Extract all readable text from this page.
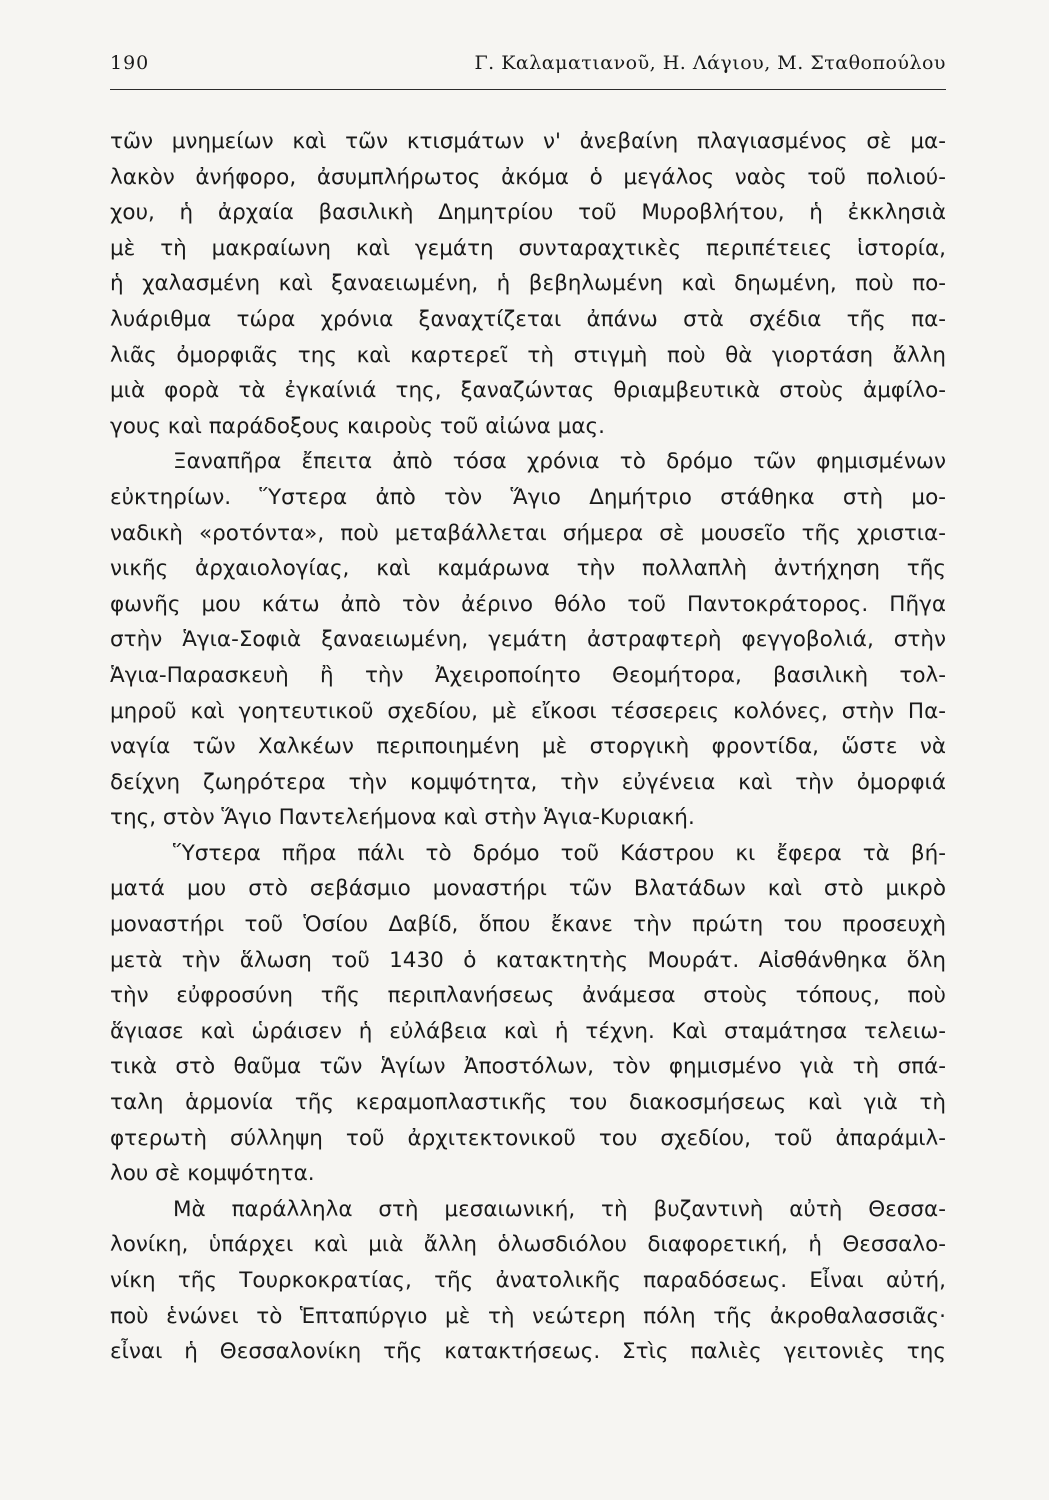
190	Γ. Καλαματιανοῦ, Η. Λάγιου, Μ. Σταθοπούλου
τῶν μνημείων καὶ τῶν κτισμάτων ν' ἀνεβαίνη πλαγιασμένος σὲ μα-
λακὸν ἀνήφορο, ἀσυμπλήρωτος ἀκόμα ὁ μεγάλος ναὸς τοῦ πολιού-
χου, ἡ ἀρχαία βασιλικὴ Δημητρίου τοῦ Μυροβλήτου, ἡ ἐκκλησιὰ
μὲ τὴ μακραίωνη καὶ γεμάτη συνταραχτικὲς περιπέτειες ἱστορία,
ἡ χαλασμένη καὶ ξαναειωμένη, ἡ βεβηλωμένη καὶ δηωμένη, ποὺ πο-
λυάριθμα τώρα χρόνια ξαναχτίζεται ἀπάνω στὰ σχέδια τῆς πα-
λιᾶς ὀμορφιᾶς της καὶ καρτερεῖ τὴ στιγμὴ ποὺ θὰ γιορτάση ἄλλη
μιὰ φορὰ τὰ ἐγκαίνιά της, ξαναζώντας θριαμβευτικὰ στοὺς ἀμφίλο-
γους καὶ παράδοξους καιροὺς τοῦ αἰώνα μας.
Ξαναπῆρα ἔπειτα ἀπὸ τόσα χρόνια τὸ δρόμο τῶν φημισμένων
εὐκτηρίων. Ὕστερα ἀπὸ τὸν Ἅγιο Δημήτριο στάθηκα στὴ μο-
ναδικὴ «ροτόντα», ποὺ μεταβάλλεται σήμερα σὲ μουσεῖο τῆς χριστια-
νικῆς ἀρχαιολογίας, καὶ καμάρωνα τὴν πολλαπλὴ ἀντήχηση τῆς
φωνῆς μου κάτω ἀπὸ τὸν ἀέρινο θόλο τοῦ Παντοκράτορος. Πῆγα
στὴν Ἁγια-Σοφιὰ ξαναειωμένη, γεμάτη ἀστραφτερὴ φεγγοβολιά, στὴν
Ἁγια-Παρασκευὴ ἢ τὴν Ἀχειροποίητο Θεομήτορα, βασιλικὴ τολ-
μηροῦ καὶ γοητευτικοῦ σχεδίου, μὲ εἴκοσι τέσσερεις κολόνες, στὴν Πα-
ναγία τῶν Χαλκέων περιποιημένη μὲ στοργικὴ φροντίδα, ὥστε νὰ
δείχνη ζωηρότερα τὴν κομψότητα, τὴν εὐγένεια καὶ τὴν ὀμορφιά
της, στὸν Ἅγιο Παντελεήμονα καὶ στὴν Ἁγια-Κυριακή.
Ὕστερα πῆρα πάλι τὸ δρόμο τοῦ Κάστρου κι ἔφερα τὰ βή-
ματά μου στὸ σεβάσμιο μοναστήρι τῶν Βλατάδων καὶ στὸ μικρὸ
μοναστήρι τοῦ Ὁσίου Δαβίδ, ὅπου ἔκανε τὴν πρώτη του προσευχὴ
μετὰ τὴν ἅλωση τοῦ 1430 ὁ κατακτητὴς Μουράτ. Αἰσθάνθηκα ὅλη
τὴν εὐφροσύνη τῆς περιπλανήσεως ἀνάμεσα στοὺς τόπους, ποὺ
ἅγιασε καὶ ὡράισεν ἡ εὐλάβεια καὶ ἡ τέχνη. Καὶ σταμάτησα τελειω-
τικὰ στὸ θαῦμα τῶν Ἁγίων Ἀποστόλων, τὸν φημισμένο γιὰ τὴ σπά-
ταλη ἁρμονία τῆς κεραμοπλαστικῆς του διακοσμήσεως καὶ γιὰ τὴ
φτερωτὴ σύλληψη τοῦ ἀρχιτεκτονικοῦ του σχεδίου, τοῦ ἀπαράμιλ-
λου σὲ κομψότητα.
Μὰ παράλληλα στὴ μεσαιωνική, τὴ βυζαντινὴ αὐτὴ Θεσσα-
λονίκη, ὑπάρχει καὶ μιὰ ἄλλη ὁλωσδιόλου διαφορετική, ἡ Θεσσαλο-
νίκη τῆς Τουρκοκρατίας, τῆς ἀνατολικῆς παραδόσεως. Εἶναι αὐτή,
ποὺ ἑνώνει τὸ Ἑπταπύργιο μὲ τὴ νεώτερη πόλη τῆς ἀκροθαλασσιᾶς·
εἶναι ἡ Θεσσαλονίκη τῆς κατακτήσεως. Στὶς παλιὲς γειτονιὲς της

══════════

→ **WHAT YOU NEED TO DO**
Count how many lines above include the word "στοὺς" and answer with that figure only.

→ **RIGHT ANSWER**
2